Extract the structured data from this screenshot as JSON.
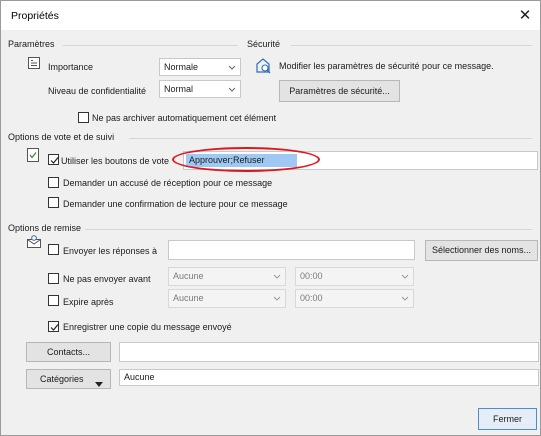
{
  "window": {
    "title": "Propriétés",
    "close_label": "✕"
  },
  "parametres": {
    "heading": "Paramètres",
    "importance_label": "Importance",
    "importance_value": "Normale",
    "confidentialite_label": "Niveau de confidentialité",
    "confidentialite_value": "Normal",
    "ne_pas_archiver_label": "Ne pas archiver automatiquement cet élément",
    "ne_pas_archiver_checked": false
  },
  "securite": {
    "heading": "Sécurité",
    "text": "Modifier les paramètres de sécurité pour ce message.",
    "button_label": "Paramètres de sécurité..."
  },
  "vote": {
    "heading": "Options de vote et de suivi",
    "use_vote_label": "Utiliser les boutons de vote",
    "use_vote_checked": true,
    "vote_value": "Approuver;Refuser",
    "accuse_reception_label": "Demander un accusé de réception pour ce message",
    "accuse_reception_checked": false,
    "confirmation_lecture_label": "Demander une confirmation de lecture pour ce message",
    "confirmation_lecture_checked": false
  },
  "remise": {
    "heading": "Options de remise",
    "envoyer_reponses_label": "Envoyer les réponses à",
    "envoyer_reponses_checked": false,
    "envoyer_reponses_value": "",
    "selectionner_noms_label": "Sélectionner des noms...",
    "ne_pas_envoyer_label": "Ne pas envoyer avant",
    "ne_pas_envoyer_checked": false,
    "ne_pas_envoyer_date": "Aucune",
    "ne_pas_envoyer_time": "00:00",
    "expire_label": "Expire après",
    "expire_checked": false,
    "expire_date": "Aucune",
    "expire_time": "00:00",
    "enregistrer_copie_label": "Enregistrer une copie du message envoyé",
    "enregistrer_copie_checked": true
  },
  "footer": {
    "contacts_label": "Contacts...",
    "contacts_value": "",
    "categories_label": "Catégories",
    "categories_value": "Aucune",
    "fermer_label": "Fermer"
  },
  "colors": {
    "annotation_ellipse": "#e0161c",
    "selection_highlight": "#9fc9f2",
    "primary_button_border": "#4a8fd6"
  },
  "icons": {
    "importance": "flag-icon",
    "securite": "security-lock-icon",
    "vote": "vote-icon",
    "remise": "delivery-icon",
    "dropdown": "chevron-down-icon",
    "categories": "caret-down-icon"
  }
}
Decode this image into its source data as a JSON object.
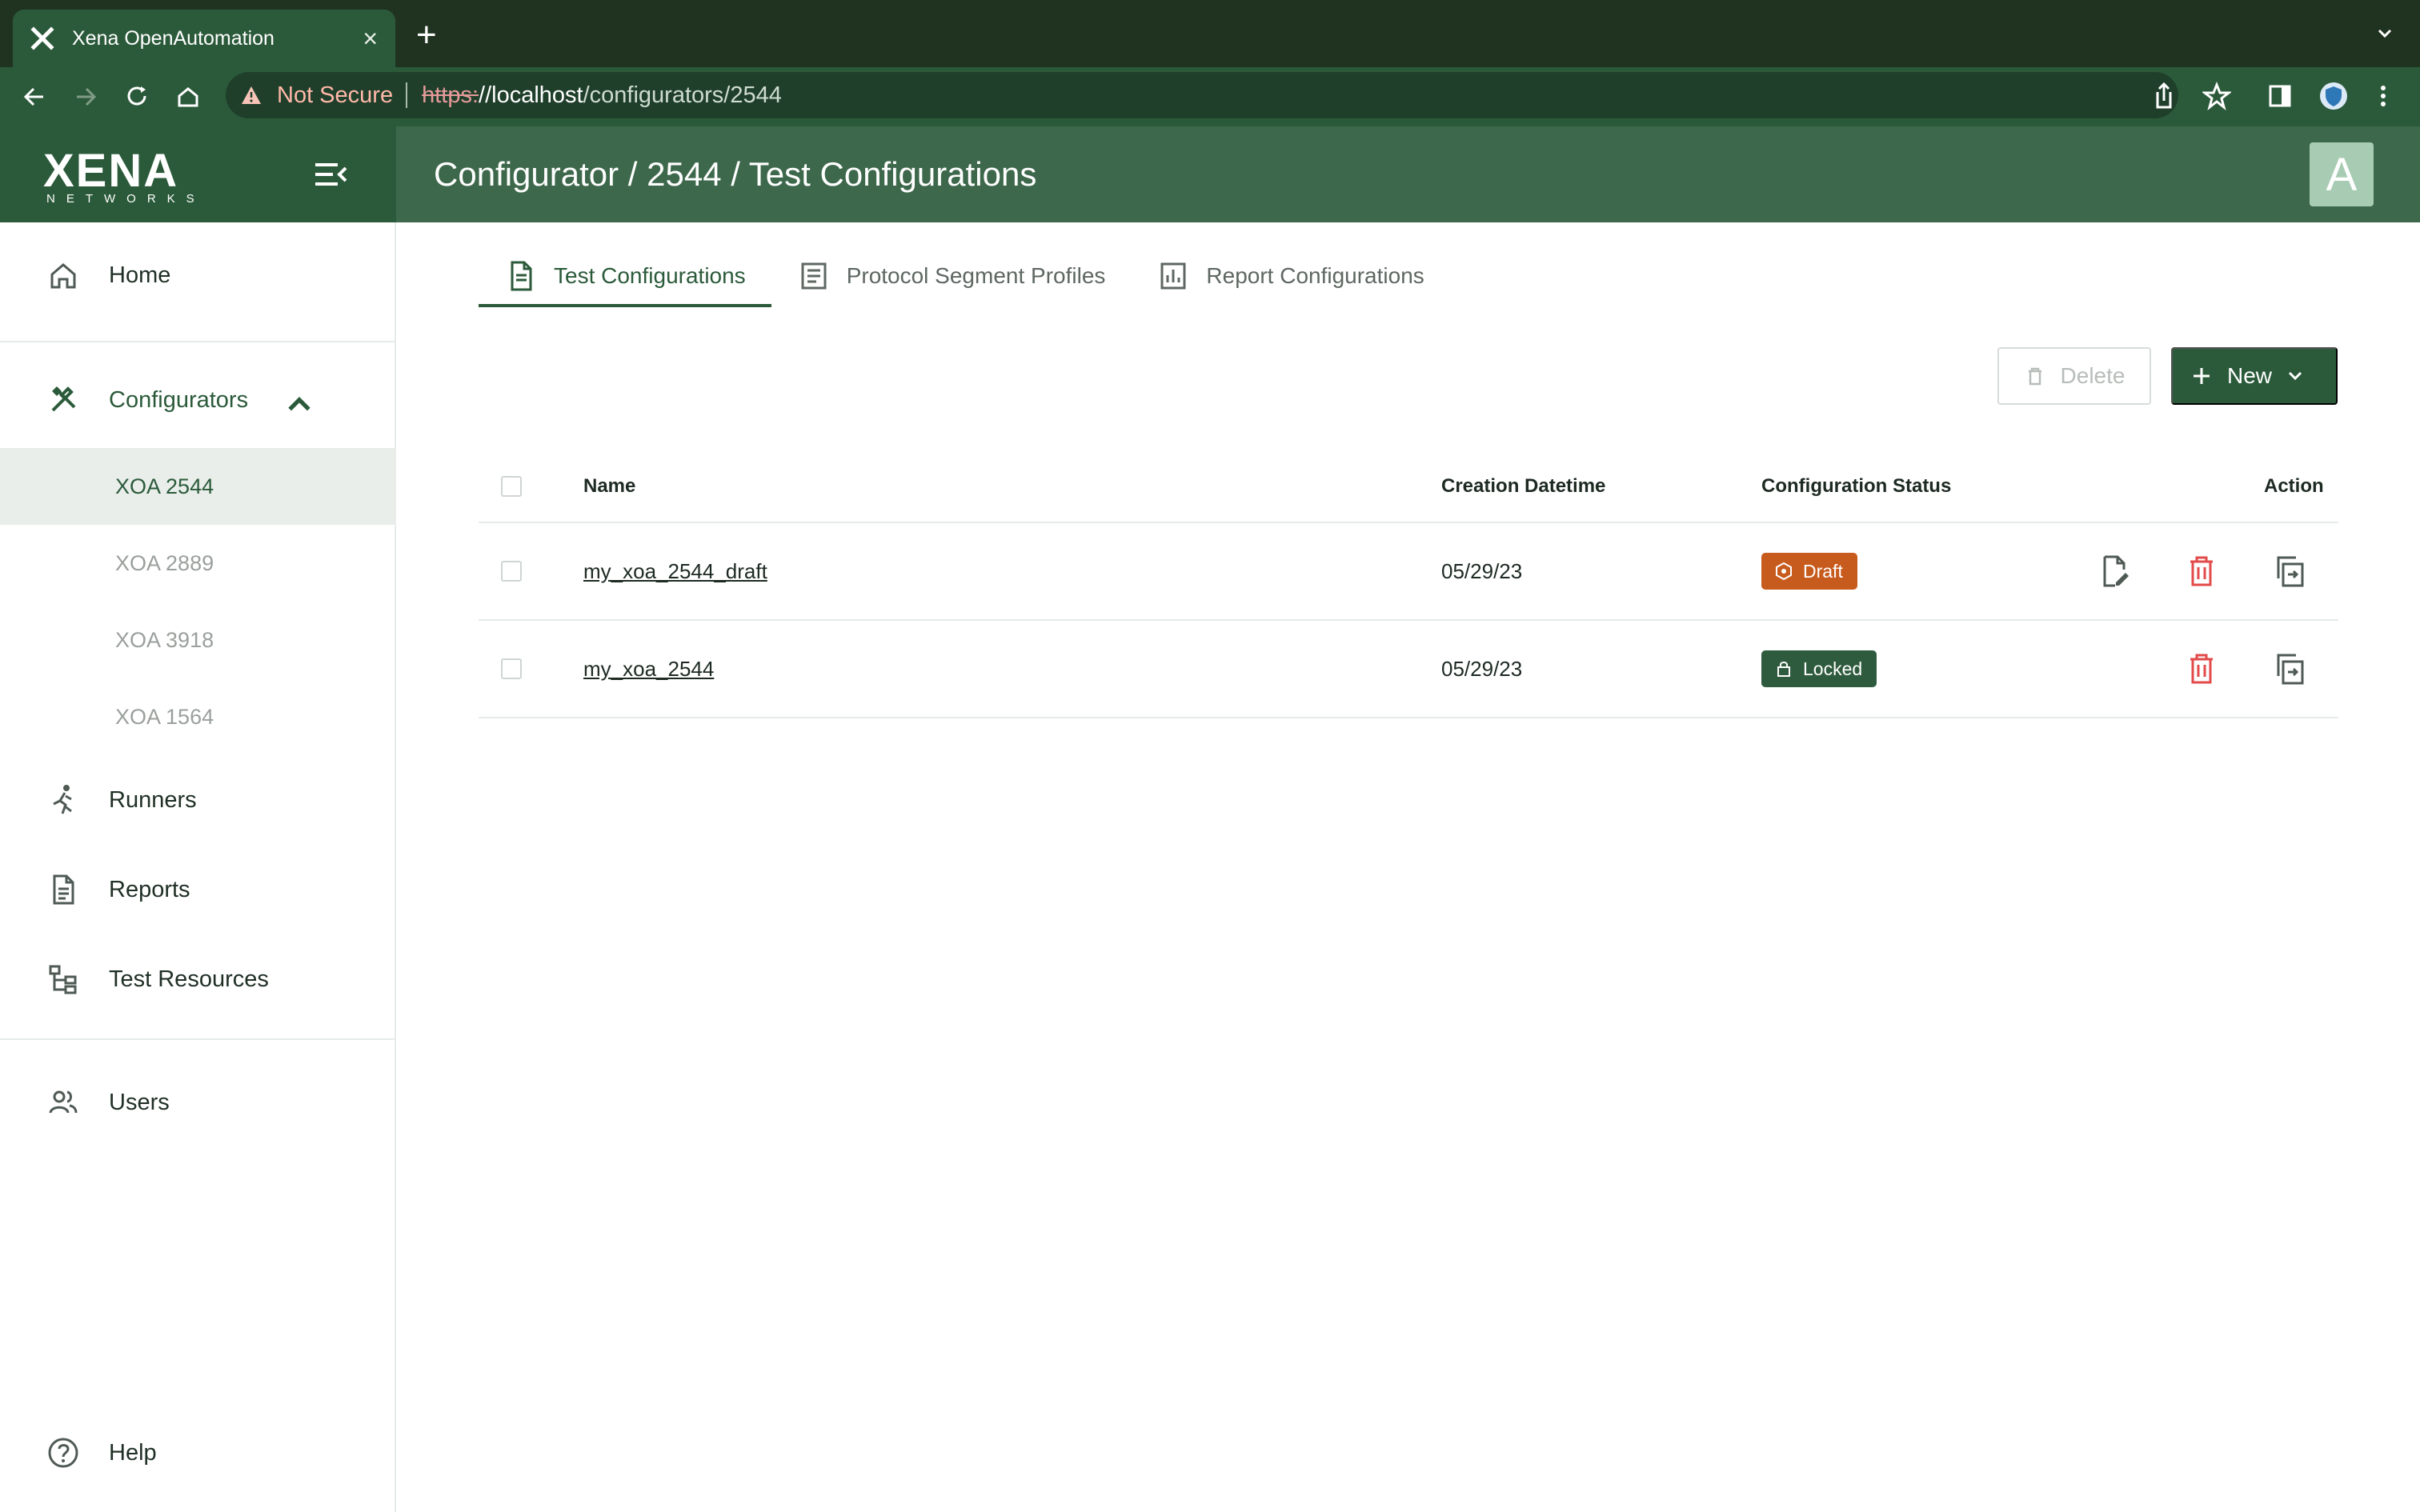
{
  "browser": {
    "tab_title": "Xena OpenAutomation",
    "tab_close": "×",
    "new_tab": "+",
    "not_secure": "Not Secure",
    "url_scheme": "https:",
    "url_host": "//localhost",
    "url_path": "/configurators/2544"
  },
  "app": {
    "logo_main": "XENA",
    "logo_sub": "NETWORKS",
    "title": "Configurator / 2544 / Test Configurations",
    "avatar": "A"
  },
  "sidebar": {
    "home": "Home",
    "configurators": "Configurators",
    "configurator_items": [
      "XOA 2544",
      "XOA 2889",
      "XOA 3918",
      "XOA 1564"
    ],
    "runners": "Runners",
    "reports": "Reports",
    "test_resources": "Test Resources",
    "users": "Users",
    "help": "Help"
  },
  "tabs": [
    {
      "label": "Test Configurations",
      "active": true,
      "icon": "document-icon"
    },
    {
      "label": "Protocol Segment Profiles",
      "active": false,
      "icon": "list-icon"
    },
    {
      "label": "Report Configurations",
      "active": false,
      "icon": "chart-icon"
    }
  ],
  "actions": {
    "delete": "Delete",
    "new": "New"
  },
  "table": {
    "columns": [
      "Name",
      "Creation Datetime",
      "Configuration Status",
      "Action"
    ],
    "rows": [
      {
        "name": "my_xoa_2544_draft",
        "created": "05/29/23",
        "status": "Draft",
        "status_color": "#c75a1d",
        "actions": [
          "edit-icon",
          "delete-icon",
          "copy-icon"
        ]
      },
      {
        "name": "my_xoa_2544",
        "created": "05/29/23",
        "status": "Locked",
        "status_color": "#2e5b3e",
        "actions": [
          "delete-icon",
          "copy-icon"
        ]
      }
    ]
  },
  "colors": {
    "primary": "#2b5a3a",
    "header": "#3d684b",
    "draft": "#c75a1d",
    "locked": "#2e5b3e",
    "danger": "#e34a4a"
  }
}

• **To do**: Retype each line of the listing above word for word. Exclude the pictures.

• **Result**:
Extract the structured data from this screenshot as JSON.
{
  "window": {
    "title": "Propriétés",
    "close_label": "✕"
  },
  "parametres": {
    "heading": "Paramètres",
    "importance_label": "Importance",
    "importance_value": "Normale",
    "confidentialite_label": "Niveau de confidentialité",
    "confidentialite_value": "Normal",
    "ne_pas_archiver_label": "Ne pas archiver automatiquement cet élément",
    "ne_pas_archiver_checked": false
  },
  "securite": {
    "heading": "Sécurité",
    "text": "Modifier les paramètres de sécurité pour ce message.",
    "button_label": "Paramètres de sécurité..."
  },
  "vote": {
    "heading": "Options de vote et de suivi",
    "use_vote_label": "Utiliser les boutons de vote",
    "use_vote_checked": true,
    "vote_value": "Approuver;Refuser",
    "accuse_reception_label": "Demander un accusé de réception pour ce message",
    "accuse_reception_checked": false,
    "confirmation_lecture_label": "Demander une confirmation de lecture pour ce message",
    "confirmation_lecture_checked": false
  },
  "remise": {
    "heading": "Options de remise",
    "envoyer_reponses_label": "Envoyer les réponses à",
    "envoyer_reponses_checked": false,
    "envoyer_reponses_value": "",
    "selectionner_noms_label": "Sélectionner des noms...",
    "ne_pas_envoyer_label": "Ne pas envoyer avant",
    "ne_pas_envoyer_checked": false,
    "ne_pas_envoyer_date": "Aucune",
    "ne_pas_envoyer_time": "00:00",
    "expire_label": "Expire après",
    "expire_checked": false,
    "expire_date": "Aucune",
    "expire_time": "00:00",
    "enregistrer_copie_label": "Enregistrer une copie du message envoyé",
    "enregistrer_copie_checked": true
  },
  "footer": {
    "contacts_label": "Contacts...",
    "contacts_value": "",
    "categories_label": "Catégories",
    "categories_value": "Aucune",
    "fermer_label": "Fermer"
  },
  "colors": {
    "annotation_ellipse": "#e0161c",
    "selection_highlight": "#9fc9f2",
    "primary_button_border": "#4a8fd6"
  },
  "icons": {
    "importance": "flag-icon",
    "securite": "security-lock-icon",
    "vote": "vote-icon",
    "remise": "delivery-icon",
    "dropdown": "chevron-down-icon",
    "categories": "caret-down-icon"
  }
}
Decode this image into its source data as a JSON object.
{
  "browser": {
    "tab_title": "Xena OpenAutomation",
    "tab_close": "×",
    "new_tab": "+",
    "not_secure": "Not Secure",
    "url_scheme": "https:",
    "url_host": "//localhost",
    "url_path": "/configurators/2544"
  },
  "app": {
    "logo_main": "XENA",
    "logo_sub": "NETWORKS",
    "title": "Configurator / 2544 / Test Configurations",
    "avatar": "A"
  },
  "sidebar": {
    "home": "Home",
    "configurators": "Configurators",
    "configurator_items": [
      "XOA 2544",
      "XOA 2889",
      "XOA 3918",
      "XOA 1564"
    ],
    "runners": "Runners",
    "reports": "Reports",
    "test_resources": "Test Resources",
    "users": "Users",
    "help": "Help"
  },
  "tabs": [
    {
      "label": "Test Configurations",
      "active": true,
      "icon": "document-icon"
    },
    {
      "label": "Protocol Segment Profiles",
      "active": false,
      "icon": "list-icon"
    },
    {
      "label": "Report Configurations",
      "active": false,
      "icon": "chart-icon"
    }
  ],
  "actions": {
    "delete": "Delete",
    "new": "New"
  },
  "table": {
    "columns": [
      "Name",
      "Creation Datetime",
      "Configuration Status",
      "Action"
    ],
    "rows": [
      {
        "name": "my_xoa_2544_draft",
        "created": "05/29/23",
        "status": "Draft",
        "status_color": "#c75a1d",
        "actions": [
          "edit-icon",
          "delete-icon",
          "copy-icon"
        ]
      },
      {
        "name": "my_xoa_2544",
        "created": "05/29/23",
        "status": "Locked",
        "status_color": "#2e5b3e",
        "actions": [
          "delete-icon",
          "copy-icon"
        ]
      }
    ]
  },
  "colors": {
    "primary": "#2b5a3a",
    "header": "#3d684b",
    "draft": "#c75a1d",
    "locked": "#2e5b3e",
    "danger": "#e34a4a"
  }
}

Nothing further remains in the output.